Document extract →

I’ve become a Reserve Deputy Sheriff on the Scientific Committee in Erie County that has given me more and more perspectives to see opioids are not the problem.



Extremely dedicated professionals, many my long-term friends, in the behavioral and neuroscience fields are doing herculean work. They serve on committees, take the 3:00 a.m. crisis call, go to the jails, sit in the ERs with frightened parents, march to Albany, battle prejudice and stigma, buy food out of their own pocket for others, sit with the addicted 3.0 lbs. newborns, talk the veteran out of suicide and much more.

Tragically, that precious time to save a life is within a badly broken behavioral health system that wastes that life-saving time, government and grant money, and defends the broken systems. All the combined systems created to ease anxiety, support treatment, and achieve a happy path in life are doing the polar opposite in too many ways. Therefore, accept that opioids are not the problem. See that the recommended roadmaps to recovery are filled with broken pathways poorly structured to address this opioid crisis, and so people will continue to die in the hopeless hallways jammed with addicts, mentally ill, spouses, parents, boyfriend/girlfriends and family members suffering in broken systems. How many died today?

Work order → Return the words of the opioid-crisis passage from "I’ve become a" to "and much more." as they appear.

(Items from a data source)

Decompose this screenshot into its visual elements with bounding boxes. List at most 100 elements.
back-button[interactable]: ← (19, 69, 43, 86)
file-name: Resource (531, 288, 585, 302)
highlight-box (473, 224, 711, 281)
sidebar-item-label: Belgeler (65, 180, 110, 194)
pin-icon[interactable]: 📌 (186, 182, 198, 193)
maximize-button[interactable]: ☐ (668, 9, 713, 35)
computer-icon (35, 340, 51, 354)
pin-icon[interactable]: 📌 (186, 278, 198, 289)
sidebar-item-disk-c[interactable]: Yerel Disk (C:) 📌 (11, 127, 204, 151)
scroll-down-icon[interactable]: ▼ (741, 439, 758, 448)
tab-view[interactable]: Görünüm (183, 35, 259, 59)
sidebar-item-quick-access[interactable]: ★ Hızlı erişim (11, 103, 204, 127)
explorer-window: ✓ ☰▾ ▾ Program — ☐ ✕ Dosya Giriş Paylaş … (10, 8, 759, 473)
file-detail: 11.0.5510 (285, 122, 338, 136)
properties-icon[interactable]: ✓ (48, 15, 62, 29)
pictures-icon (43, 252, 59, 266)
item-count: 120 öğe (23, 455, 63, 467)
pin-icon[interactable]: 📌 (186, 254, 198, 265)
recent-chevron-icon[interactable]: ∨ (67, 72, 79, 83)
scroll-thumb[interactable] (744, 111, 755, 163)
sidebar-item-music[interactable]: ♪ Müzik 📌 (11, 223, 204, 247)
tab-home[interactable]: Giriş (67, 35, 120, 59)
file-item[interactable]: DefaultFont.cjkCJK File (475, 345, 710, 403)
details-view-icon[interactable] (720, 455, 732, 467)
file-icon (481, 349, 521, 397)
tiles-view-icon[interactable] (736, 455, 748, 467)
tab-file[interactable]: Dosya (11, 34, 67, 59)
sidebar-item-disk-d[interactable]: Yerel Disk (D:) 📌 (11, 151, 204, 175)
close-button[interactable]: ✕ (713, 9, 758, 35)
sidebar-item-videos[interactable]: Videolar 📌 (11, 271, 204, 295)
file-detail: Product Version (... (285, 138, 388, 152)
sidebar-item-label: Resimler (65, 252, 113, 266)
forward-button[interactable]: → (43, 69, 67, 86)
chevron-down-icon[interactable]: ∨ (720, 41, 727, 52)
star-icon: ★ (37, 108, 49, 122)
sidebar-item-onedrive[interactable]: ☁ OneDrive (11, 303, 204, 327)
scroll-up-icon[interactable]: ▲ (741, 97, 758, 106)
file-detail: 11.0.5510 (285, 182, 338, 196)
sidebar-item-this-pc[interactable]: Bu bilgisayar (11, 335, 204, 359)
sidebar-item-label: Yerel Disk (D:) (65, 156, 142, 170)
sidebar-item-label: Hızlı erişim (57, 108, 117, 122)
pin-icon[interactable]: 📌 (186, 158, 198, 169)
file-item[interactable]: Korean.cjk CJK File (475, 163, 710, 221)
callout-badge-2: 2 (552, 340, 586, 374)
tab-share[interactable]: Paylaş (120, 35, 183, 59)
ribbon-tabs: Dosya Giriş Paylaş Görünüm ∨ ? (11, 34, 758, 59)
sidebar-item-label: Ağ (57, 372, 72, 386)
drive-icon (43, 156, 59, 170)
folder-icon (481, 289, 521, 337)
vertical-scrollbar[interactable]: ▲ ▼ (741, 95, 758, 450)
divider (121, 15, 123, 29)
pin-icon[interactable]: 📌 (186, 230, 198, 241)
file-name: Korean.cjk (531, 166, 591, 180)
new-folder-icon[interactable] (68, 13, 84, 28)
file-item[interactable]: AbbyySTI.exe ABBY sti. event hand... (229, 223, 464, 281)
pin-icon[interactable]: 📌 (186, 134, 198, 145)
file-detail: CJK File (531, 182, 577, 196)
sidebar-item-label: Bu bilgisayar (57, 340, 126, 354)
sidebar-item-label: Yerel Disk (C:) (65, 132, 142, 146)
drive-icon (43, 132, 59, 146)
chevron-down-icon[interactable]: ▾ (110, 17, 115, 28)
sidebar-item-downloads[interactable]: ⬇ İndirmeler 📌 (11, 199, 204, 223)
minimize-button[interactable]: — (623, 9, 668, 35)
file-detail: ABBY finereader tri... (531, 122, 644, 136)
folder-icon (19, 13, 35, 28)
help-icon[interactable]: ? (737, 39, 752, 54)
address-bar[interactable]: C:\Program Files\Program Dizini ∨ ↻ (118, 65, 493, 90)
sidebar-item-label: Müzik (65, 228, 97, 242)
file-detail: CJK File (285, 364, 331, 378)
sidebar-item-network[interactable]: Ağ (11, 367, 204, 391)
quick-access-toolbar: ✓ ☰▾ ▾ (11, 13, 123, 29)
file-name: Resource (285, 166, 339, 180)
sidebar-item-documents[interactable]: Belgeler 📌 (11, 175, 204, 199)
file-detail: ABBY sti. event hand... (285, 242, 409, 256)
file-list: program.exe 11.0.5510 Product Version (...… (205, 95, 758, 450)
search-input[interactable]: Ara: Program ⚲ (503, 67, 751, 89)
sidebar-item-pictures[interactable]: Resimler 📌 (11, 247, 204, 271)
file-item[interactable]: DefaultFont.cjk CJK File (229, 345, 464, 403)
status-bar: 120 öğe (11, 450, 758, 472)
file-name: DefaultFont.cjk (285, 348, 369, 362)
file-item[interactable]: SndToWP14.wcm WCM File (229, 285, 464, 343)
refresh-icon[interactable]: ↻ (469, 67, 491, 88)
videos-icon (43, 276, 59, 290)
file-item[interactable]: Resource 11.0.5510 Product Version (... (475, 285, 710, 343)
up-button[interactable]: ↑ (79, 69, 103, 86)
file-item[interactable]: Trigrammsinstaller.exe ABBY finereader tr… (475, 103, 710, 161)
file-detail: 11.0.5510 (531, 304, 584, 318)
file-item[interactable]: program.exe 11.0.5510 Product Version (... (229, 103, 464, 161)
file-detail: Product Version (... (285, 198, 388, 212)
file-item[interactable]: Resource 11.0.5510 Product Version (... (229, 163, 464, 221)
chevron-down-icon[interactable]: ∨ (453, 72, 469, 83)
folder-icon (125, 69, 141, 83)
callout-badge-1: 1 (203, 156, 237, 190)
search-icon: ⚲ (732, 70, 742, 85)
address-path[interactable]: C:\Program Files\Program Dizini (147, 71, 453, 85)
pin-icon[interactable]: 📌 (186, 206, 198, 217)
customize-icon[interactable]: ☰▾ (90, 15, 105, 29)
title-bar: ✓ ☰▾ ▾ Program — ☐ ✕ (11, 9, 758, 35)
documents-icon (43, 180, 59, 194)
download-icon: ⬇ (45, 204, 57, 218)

Solution for this problem →
I’ve become a Reserve Deputy Sheriff on the Scientific Committee in Erie County that has given me more and more perspectives to see opioids are not the problem.



Extremely dedicated professionals, many my long-term friends, in the behavioral and neuroscience fields are doing herculean work. They serve on committees, take the 3:00 a.m. crisis call, go to the jails, sit in the ERs with frightened parents, march to Albany, battle prejudice and stigma, buy food out of their own pocket for others, sit with the addicted 3.0 lbs. newborns, talk the veteran out of suicide and much more.